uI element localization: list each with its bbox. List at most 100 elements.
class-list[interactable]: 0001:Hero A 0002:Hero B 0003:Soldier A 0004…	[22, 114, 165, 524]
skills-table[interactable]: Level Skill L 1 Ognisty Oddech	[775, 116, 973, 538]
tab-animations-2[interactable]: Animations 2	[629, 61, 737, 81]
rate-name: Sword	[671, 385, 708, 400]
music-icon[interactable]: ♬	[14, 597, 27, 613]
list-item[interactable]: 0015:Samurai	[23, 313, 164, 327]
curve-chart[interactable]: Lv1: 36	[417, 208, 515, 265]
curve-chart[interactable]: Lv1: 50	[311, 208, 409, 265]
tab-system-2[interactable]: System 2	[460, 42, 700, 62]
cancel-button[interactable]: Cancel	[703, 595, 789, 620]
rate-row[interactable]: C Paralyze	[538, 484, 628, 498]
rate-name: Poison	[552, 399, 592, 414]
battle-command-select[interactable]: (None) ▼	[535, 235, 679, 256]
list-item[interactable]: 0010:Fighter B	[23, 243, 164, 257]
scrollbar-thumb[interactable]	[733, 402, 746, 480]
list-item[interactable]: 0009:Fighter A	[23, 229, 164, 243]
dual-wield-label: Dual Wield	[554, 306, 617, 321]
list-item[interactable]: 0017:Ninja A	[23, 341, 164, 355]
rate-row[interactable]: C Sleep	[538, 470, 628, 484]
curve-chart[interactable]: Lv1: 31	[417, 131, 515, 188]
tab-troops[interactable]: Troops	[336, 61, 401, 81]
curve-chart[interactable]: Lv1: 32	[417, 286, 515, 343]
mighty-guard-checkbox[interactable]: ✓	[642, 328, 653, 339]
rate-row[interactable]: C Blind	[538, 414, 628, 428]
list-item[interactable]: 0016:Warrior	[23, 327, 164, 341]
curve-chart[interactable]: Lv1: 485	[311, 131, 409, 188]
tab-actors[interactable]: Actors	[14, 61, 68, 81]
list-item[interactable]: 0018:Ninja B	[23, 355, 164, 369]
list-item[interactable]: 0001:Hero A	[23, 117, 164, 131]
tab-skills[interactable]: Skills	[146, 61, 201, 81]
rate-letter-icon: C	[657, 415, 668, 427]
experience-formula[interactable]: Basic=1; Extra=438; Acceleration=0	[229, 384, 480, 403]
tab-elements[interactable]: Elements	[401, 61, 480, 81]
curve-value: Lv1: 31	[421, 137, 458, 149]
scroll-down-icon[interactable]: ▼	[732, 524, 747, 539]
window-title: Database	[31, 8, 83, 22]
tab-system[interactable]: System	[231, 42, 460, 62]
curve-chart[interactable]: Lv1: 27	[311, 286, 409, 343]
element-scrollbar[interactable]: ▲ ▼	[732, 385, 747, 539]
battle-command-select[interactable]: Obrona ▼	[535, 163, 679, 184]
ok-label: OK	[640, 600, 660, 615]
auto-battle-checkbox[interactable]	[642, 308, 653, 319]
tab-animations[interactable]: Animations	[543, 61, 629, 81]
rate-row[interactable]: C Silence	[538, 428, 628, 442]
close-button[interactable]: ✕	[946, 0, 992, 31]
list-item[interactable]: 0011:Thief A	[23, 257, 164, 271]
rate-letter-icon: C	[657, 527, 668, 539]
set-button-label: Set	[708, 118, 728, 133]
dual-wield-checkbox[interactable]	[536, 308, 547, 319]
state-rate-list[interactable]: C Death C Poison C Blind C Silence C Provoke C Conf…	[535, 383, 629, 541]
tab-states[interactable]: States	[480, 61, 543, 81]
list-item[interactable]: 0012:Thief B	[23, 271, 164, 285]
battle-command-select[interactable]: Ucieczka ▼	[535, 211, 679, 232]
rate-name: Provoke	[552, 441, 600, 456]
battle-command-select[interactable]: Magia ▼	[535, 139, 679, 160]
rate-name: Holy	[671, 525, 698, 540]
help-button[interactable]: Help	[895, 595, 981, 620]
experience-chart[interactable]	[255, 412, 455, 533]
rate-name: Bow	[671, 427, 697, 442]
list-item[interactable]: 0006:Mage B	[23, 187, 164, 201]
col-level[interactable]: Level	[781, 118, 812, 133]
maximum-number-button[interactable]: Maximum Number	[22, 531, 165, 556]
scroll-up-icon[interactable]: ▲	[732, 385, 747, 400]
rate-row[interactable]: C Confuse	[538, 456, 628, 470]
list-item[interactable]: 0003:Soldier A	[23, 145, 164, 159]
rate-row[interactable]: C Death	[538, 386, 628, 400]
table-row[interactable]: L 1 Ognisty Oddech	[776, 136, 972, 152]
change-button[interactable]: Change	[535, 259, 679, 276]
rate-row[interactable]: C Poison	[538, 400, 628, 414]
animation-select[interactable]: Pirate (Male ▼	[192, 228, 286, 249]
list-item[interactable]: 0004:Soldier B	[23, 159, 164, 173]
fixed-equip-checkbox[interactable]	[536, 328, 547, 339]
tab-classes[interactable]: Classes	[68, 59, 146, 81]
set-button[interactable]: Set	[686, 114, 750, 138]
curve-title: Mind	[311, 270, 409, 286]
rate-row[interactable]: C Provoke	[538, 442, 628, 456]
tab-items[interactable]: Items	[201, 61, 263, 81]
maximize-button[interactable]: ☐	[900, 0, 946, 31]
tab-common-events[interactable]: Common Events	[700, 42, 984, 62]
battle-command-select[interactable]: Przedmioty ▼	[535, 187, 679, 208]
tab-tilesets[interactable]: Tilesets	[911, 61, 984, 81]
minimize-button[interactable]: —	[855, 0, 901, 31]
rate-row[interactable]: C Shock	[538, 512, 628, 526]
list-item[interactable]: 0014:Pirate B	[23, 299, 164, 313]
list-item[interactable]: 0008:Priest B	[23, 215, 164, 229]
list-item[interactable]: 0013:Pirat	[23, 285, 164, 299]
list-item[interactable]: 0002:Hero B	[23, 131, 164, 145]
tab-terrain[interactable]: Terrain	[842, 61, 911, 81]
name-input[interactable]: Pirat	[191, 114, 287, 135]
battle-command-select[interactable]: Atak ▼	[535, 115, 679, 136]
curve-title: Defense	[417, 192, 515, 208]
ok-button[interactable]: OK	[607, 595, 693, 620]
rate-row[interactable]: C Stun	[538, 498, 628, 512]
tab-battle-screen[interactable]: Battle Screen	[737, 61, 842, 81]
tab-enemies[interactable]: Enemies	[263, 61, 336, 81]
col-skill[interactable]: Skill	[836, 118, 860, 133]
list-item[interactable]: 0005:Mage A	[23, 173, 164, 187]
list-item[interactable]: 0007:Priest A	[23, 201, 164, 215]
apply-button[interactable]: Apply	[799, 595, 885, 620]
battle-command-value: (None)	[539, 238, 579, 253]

EXERCISE DESCRIPTION:
Can you give these rows again with every "list-item" swapped for "class-entry" and nothing else changed?

RESULT FOR THIS EXERCISE:
uI element localization: list each with its bbox. List at most 100 elements.
class-list[interactable]: 0001:Hero A 0002:Hero B 0003:Soldier A 0004…	[22, 114, 165, 524]
skills-table[interactable]: Level Skill L 1 Ognisty Oddech	[775, 116, 973, 538]
tab-animations-2[interactable]: Animations 2	[629, 61, 737, 81]
rate-name: Sword	[671, 385, 708, 400]
music-icon[interactable]: ♬	[14, 597, 27, 613]
class-entry[interactable]: 0015:Samurai	[23, 313, 164, 327]
curve-chart[interactable]: Lv1: 36	[417, 208, 515, 265]
curve-chart[interactable]: Lv1: 50	[311, 208, 409, 265]
tab-system-2[interactable]: System 2	[460, 42, 700, 62]
cancel-button[interactable]: Cancel	[703, 595, 789, 620]
rate-row[interactable]: C Paralyze	[538, 484, 628, 498]
rate-name: Poison	[552, 399, 592, 414]
battle-command-select[interactable]: (None) ▼	[535, 235, 679, 256]
class-entry[interactable]: 0010:Fighter B	[23, 243, 164, 257]
scrollbar-thumb[interactable]	[733, 402, 746, 480]
class-entry[interactable]: 0009:Fighter A	[23, 229, 164, 243]
dual-wield-label: Dual Wield	[554, 306, 617, 321]
class-entry[interactable]: 0017:Ninja A	[23, 341, 164, 355]
rate-row[interactable]: C Sleep	[538, 470, 628, 484]
curve-chart[interactable]: Lv1: 31	[417, 131, 515, 188]
tab-troops[interactable]: Troops	[336, 61, 401, 81]
curve-chart[interactable]: Lv1: 32	[417, 286, 515, 343]
mighty-guard-checkbox[interactable]: ✓	[642, 328, 653, 339]
rate-row[interactable]: C Blind	[538, 414, 628, 428]
class-entry[interactable]: 0016:Warrior	[23, 327, 164, 341]
curve-chart[interactable]: Lv1: 485	[311, 131, 409, 188]
tab-actors[interactable]: Actors	[14, 61, 68, 81]
class-entry[interactable]: 0018:Ninja B	[23, 355, 164, 369]
class-entry[interactable]: 0001:Hero A	[23, 117, 164, 131]
tab-skills[interactable]: Skills	[146, 61, 201, 81]
rate-letter-icon: C	[657, 415, 668, 427]
experience-formula[interactable]: Basic=1; Extra=438; Acceleration=0	[229, 384, 480, 403]
tab-elements[interactable]: Elements	[401, 61, 480, 81]
curve-value: Lv1: 31	[421, 137, 458, 149]
scroll-down-icon[interactable]: ▼	[732, 524, 747, 539]
window-title: Database	[31, 8, 83, 22]
tab-system[interactable]: System	[231, 42, 460, 62]
curve-chart[interactable]: Lv1: 27	[311, 286, 409, 343]
element-scrollbar[interactable]: ▲ ▼	[732, 385, 747, 539]
battle-command-select[interactable]: Obrona ▼	[535, 163, 679, 184]
ok-label: OK	[640, 600, 660, 615]
auto-battle-checkbox[interactable]	[642, 308, 653, 319]
tab-animations[interactable]: Animations	[543, 61, 629, 81]
rate-row[interactable]: C Silence	[538, 428, 628, 442]
close-button[interactable]: ✕	[946, 0, 992, 31]
class-entry[interactable]: 0011:Thief A	[23, 257, 164, 271]
rate-letter-icon: C	[657, 527, 668, 539]
set-button-label: Set	[708, 118, 728, 133]
dual-wield-checkbox[interactable]	[536, 308, 547, 319]
state-rate-list[interactable]: C Death C Poison C Blind C Silence C Provoke C Conf…	[535, 383, 629, 541]
tab-states[interactable]: States	[480, 61, 543, 81]
class-entry[interactable]: 0012:Thief B	[23, 271, 164, 285]
battle-command-select[interactable]: Ucieczka ▼	[535, 211, 679, 232]
rate-name: Provoke	[552, 441, 600, 456]
battle-command-select[interactable]: Magia ▼	[535, 139, 679, 160]
rate-name: Holy	[671, 525, 698, 540]
help-button[interactable]: Help	[895, 595, 981, 620]
experience-chart[interactable]	[255, 412, 455, 533]
rate-name: Bow	[671, 427, 697, 442]
class-entry[interactable]: 0006:Mage B	[23, 187, 164, 201]
col-level[interactable]: Level	[781, 118, 812, 133]
maximum-number-button[interactable]: Maximum Number	[22, 531, 165, 556]
scroll-up-icon[interactable]: ▲	[732, 385, 747, 400]
rate-row[interactable]: C Confuse	[538, 456, 628, 470]
class-entry[interactable]: 0003:Soldier A	[23, 145, 164, 159]
rate-row[interactable]: C Death	[538, 386, 628, 400]
table-row[interactable]: L 1 Ognisty Oddech	[776, 136, 972, 152]
change-button[interactable]: Change	[535, 259, 679, 276]
rate-row[interactable]: C Poison	[538, 400, 628, 414]
animation-select[interactable]: Pirate (Male ▼	[192, 228, 286, 249]
class-entry[interactable]: 0004:Soldier B	[23, 159, 164, 173]
fixed-equip-checkbox[interactable]	[536, 328, 547, 339]
tab-classes[interactable]: Classes	[68, 59, 146, 81]
set-button[interactable]: Set	[686, 114, 750, 138]
curve-title: Mind	[311, 270, 409, 286]
rate-row[interactable]: C Provoke	[538, 442, 628, 456]
tab-items[interactable]: Items	[201, 61, 263, 81]
maximize-button[interactable]: ☐	[900, 0, 946, 31]
tab-common-events[interactable]: Common Events	[700, 42, 984, 62]
battle-command-select[interactable]: Przedmioty ▼	[535, 187, 679, 208]
tab-tilesets[interactable]: Tilesets	[911, 61, 984, 81]
minimize-button[interactable]: —	[855, 0, 901, 31]
rate-row[interactable]: C Shock	[538, 512, 628, 526]
class-entry[interactable]: 0014:Pirate B	[23, 299, 164, 313]
class-entry[interactable]: 0008:Priest B	[23, 215, 164, 229]
class-entry[interactable]: 0013:Pirat	[23, 285, 164, 299]
class-entry[interactable]: 0002:Hero B	[23, 131, 164, 145]
tab-terrain[interactable]: Terrain	[842, 61, 911, 81]
name-input[interactable]: Pirat	[191, 114, 287, 135]
battle-command-select[interactable]: Atak ▼	[535, 115, 679, 136]
curve-title: Defense	[417, 192, 515, 208]
ok-button[interactable]: OK	[607, 595, 693, 620]
rate-row[interactable]: C Stun	[538, 498, 628, 512]
tab-battle-screen[interactable]: Battle Screen	[737, 61, 842, 81]
tab-enemies[interactable]: Enemies	[263, 61, 336, 81]
col-skill[interactable]: Skill	[836, 118, 860, 133]
class-entry[interactable]: 0005:Mage A	[23, 173, 164, 187]
class-entry[interactable]: 0007:Priest A	[23, 201, 164, 215]
apply-button[interactable]: Apply	[799, 595, 885, 620]
battle-command-value: (None)	[539, 238, 579, 253]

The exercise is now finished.